What to work on:
Repeat all of the material below exactly as written, images excluded.

Dataset records:
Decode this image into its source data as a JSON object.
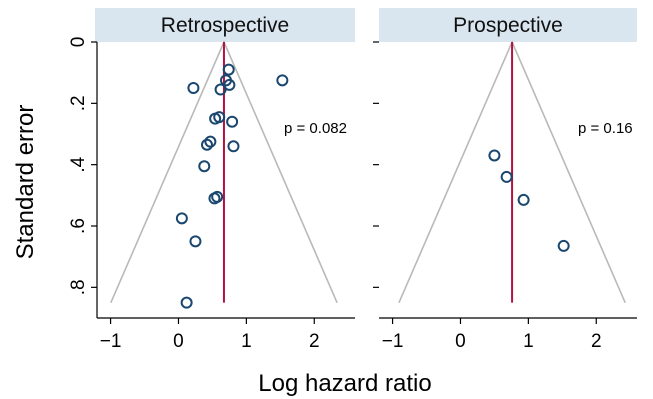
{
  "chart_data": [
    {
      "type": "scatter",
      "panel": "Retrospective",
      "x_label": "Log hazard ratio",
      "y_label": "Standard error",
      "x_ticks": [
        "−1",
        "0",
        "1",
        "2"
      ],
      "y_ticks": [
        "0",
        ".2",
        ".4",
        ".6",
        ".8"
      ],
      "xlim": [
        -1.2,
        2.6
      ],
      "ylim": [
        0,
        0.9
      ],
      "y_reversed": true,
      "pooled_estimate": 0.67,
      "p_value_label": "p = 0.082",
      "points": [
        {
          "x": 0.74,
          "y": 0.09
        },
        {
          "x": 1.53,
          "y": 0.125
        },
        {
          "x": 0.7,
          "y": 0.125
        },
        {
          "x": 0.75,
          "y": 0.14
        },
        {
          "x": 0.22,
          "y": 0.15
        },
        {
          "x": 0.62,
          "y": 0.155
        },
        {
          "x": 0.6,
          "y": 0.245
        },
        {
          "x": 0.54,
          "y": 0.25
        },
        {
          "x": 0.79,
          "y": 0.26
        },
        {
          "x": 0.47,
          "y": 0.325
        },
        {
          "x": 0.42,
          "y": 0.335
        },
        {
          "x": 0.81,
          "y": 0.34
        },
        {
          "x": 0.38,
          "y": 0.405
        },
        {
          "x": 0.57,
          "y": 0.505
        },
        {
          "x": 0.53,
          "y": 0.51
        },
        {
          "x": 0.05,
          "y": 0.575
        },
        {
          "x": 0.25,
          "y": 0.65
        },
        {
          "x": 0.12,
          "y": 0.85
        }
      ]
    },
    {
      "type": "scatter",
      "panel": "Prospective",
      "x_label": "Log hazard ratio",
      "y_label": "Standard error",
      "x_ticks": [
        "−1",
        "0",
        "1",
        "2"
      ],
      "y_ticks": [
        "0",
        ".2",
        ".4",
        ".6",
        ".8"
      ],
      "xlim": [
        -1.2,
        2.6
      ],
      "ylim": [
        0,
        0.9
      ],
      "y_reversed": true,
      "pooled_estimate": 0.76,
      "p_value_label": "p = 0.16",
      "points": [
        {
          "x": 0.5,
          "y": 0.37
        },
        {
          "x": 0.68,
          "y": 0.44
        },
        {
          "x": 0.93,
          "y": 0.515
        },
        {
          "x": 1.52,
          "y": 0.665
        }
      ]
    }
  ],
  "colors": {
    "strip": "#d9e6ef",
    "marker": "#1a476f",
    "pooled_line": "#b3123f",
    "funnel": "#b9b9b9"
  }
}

Solved problem:
Decode this image into its source data as a JSON object.
{
  "chart_data": [
    {
      "type": "scatter",
      "panel": "Retrospective",
      "x_label": "Log hazard ratio",
      "y_label": "Standard error",
      "x_ticks": [
        "−1",
        "0",
        "1",
        "2"
      ],
      "y_ticks": [
        "0",
        ".2",
        ".4",
        ".6",
        ".8"
      ],
      "xlim": [
        -1.2,
        2.6
      ],
      "ylim": [
        0,
        0.9
      ],
      "y_reversed": true,
      "pooled_estimate": 0.67,
      "p_value_label": "p = 0.082",
      "points": [
        {
          "x": 0.74,
          "y": 0.09
        },
        {
          "x": 1.53,
          "y": 0.125
        },
        {
          "x": 0.7,
          "y": 0.125
        },
        {
          "x": 0.75,
          "y": 0.14
        },
        {
          "x": 0.22,
          "y": 0.15
        },
        {
          "x": 0.62,
          "y": 0.155
        },
        {
          "x": 0.6,
          "y": 0.245
        },
        {
          "x": 0.54,
          "y": 0.25
        },
        {
          "x": 0.79,
          "y": 0.26
        },
        {
          "x": 0.47,
          "y": 0.325
        },
        {
          "x": 0.42,
          "y": 0.335
        },
        {
          "x": 0.81,
          "y": 0.34
        },
        {
          "x": 0.38,
          "y": 0.405
        },
        {
          "x": 0.57,
          "y": 0.505
        },
        {
          "x": 0.53,
          "y": 0.51
        },
        {
          "x": 0.05,
          "y": 0.575
        },
        {
          "x": 0.25,
          "y": 0.65
        },
        {
          "x": 0.12,
          "y": 0.85
        }
      ]
    },
    {
      "type": "scatter",
      "panel": "Prospective",
      "x_label": "Log hazard ratio",
      "y_label": "Standard error",
      "x_ticks": [
        "−1",
        "0",
        "1",
        "2"
      ],
      "y_ticks": [
        "0",
        ".2",
        ".4",
        ".6",
        ".8"
      ],
      "xlim": [
        -1.2,
        2.6
      ],
      "ylim": [
        0,
        0.9
      ],
      "y_reversed": true,
      "pooled_estimate": 0.76,
      "p_value_label": "p = 0.16",
      "points": [
        {
          "x": 0.5,
          "y": 0.37
        },
        {
          "x": 0.68,
          "y": 0.44
        },
        {
          "x": 0.93,
          "y": 0.515
        },
        {
          "x": 1.52,
          "y": 0.665
        }
      ]
    }
  ],
  "colors": {
    "strip": "#d9e6ef",
    "marker": "#1a476f",
    "pooled_line": "#b3123f",
    "funnel": "#b9b9b9"
  }
}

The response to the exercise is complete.